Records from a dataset
'''

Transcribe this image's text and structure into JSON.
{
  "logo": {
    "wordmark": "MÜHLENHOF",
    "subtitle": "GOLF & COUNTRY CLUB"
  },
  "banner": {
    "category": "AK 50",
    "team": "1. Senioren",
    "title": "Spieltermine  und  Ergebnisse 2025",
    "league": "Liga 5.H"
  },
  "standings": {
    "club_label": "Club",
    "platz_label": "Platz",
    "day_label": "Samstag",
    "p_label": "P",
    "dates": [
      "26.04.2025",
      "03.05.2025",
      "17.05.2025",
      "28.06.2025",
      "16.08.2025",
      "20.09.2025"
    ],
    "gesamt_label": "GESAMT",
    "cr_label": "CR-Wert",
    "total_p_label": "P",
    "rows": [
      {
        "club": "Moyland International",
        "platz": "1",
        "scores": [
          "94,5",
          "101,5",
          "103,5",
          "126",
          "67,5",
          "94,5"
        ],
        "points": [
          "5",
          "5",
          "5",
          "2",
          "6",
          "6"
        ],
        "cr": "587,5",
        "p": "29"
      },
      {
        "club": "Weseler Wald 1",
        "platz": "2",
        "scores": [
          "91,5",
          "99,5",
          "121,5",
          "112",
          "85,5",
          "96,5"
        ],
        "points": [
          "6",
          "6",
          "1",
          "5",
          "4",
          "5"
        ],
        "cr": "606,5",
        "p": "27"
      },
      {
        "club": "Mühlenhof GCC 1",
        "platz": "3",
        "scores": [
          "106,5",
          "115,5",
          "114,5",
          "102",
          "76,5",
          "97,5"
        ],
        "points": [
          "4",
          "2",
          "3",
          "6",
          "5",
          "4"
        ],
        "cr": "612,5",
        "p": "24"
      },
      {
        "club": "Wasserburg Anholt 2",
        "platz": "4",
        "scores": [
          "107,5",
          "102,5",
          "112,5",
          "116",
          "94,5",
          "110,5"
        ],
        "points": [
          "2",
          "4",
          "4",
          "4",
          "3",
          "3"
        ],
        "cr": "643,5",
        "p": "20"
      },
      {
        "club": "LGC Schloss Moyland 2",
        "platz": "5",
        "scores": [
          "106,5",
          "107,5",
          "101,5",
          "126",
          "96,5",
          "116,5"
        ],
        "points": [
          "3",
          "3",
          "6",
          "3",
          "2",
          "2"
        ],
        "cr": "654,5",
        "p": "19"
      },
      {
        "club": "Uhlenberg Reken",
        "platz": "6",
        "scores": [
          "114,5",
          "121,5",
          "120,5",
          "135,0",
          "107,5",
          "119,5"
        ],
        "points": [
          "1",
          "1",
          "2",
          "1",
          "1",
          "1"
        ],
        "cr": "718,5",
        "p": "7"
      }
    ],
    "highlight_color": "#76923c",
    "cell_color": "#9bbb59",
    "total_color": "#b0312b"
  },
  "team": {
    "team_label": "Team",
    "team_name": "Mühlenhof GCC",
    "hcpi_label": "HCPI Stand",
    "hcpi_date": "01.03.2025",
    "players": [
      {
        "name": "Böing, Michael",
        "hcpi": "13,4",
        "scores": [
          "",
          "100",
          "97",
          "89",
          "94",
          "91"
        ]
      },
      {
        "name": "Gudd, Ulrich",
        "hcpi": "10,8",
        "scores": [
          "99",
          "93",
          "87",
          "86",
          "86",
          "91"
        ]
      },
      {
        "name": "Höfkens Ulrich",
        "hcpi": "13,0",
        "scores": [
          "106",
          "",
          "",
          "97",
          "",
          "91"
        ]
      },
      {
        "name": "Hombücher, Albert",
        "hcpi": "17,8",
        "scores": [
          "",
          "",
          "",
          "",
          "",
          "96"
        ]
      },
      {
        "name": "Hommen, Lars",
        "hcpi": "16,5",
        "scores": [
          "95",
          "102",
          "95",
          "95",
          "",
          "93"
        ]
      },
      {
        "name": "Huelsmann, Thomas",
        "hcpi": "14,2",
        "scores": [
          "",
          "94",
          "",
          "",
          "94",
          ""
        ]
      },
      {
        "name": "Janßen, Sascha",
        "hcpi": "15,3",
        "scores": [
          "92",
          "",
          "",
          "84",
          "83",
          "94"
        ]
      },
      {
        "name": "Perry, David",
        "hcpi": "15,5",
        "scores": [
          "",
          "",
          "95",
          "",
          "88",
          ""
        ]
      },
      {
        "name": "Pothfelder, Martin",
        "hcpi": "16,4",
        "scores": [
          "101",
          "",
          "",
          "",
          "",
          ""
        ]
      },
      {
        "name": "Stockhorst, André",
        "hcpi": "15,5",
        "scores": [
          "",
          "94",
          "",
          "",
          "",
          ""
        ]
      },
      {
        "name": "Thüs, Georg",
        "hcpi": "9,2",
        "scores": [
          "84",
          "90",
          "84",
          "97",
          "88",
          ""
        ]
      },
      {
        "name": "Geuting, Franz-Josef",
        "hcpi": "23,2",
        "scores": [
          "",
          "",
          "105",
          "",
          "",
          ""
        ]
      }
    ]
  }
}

'''
'''

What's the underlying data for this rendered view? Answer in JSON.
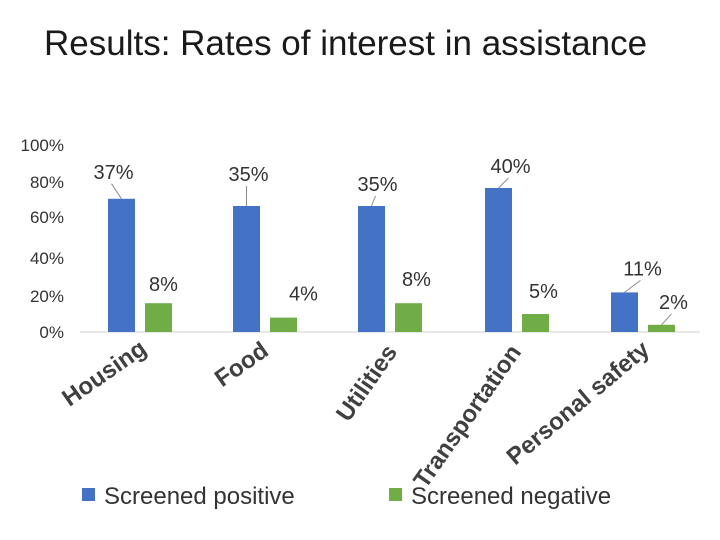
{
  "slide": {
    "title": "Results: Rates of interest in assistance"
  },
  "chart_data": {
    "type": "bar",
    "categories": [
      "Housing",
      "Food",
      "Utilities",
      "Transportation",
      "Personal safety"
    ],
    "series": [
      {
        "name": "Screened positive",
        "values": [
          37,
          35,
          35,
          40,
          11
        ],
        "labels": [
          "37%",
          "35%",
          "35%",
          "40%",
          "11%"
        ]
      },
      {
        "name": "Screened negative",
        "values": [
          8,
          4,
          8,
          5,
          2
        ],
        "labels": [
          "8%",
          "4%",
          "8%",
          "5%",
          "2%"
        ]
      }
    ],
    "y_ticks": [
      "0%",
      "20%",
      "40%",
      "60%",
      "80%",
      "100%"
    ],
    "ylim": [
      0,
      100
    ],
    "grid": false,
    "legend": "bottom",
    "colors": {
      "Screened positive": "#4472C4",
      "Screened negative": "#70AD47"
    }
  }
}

'''
'''

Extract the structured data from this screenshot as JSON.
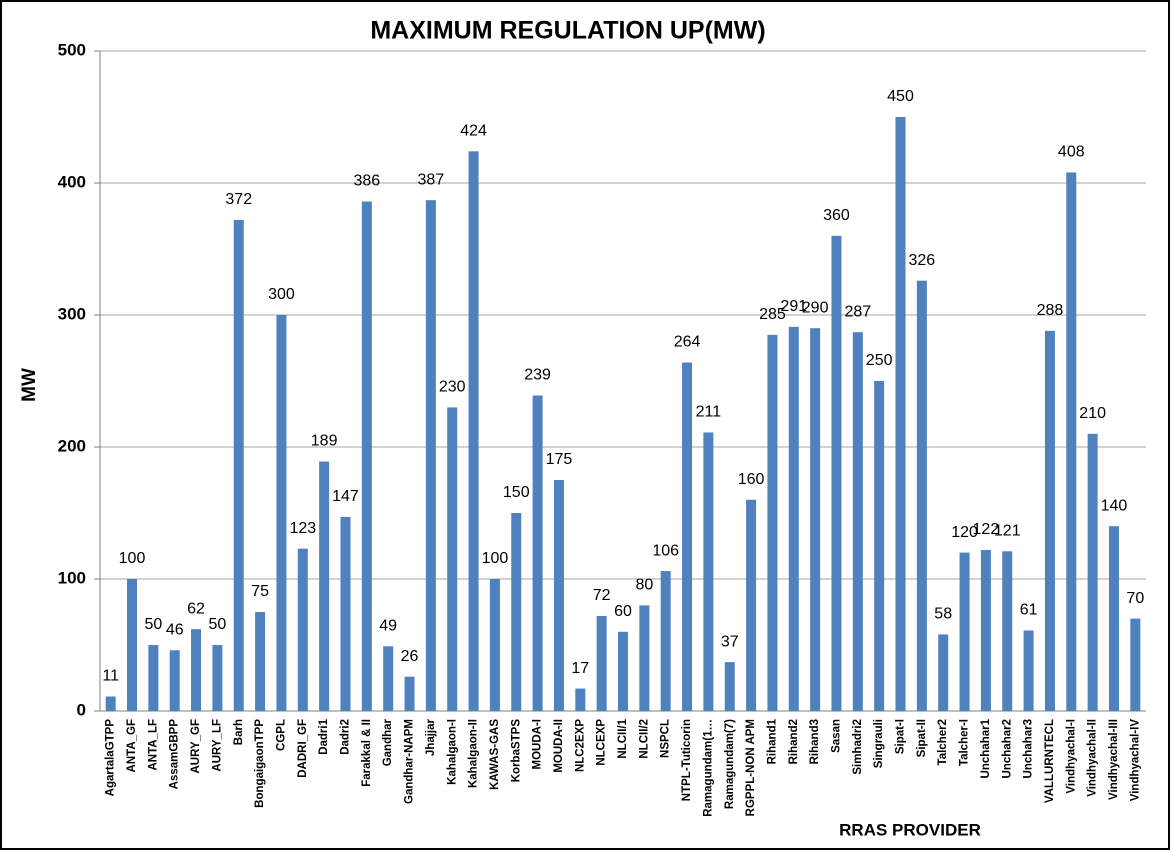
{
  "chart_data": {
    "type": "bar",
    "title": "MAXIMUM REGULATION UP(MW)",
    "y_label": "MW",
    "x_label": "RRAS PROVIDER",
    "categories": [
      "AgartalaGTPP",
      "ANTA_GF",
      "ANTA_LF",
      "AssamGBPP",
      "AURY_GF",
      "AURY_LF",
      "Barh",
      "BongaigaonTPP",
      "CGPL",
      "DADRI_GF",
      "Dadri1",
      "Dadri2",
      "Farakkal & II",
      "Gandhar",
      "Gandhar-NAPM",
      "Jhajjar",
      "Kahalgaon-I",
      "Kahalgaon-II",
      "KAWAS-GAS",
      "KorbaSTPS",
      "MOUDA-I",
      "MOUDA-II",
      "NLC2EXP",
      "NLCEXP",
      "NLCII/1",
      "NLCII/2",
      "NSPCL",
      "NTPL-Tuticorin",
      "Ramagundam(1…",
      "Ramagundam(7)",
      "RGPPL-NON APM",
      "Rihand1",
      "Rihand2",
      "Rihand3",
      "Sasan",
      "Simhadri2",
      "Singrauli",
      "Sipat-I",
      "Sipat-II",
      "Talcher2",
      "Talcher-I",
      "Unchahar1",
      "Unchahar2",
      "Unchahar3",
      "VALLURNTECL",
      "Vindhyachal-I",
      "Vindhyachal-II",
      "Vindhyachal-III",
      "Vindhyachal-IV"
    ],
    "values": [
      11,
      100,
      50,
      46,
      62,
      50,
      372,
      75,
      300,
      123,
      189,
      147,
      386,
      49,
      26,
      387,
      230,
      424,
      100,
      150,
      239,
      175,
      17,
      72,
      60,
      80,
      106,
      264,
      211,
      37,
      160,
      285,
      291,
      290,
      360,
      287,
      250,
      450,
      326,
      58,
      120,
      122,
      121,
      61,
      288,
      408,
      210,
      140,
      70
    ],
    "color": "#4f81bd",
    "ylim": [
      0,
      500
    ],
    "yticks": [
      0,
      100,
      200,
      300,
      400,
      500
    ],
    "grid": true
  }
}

'''

Exercise prompt → Read the entries and show each line that mentions "this".

Exercise output →
Transcribe this image's text and structure into JSON.
What's the underlying data for this rendered view? Answer in JSON.
Extract the structured data from this screenshot as JSON.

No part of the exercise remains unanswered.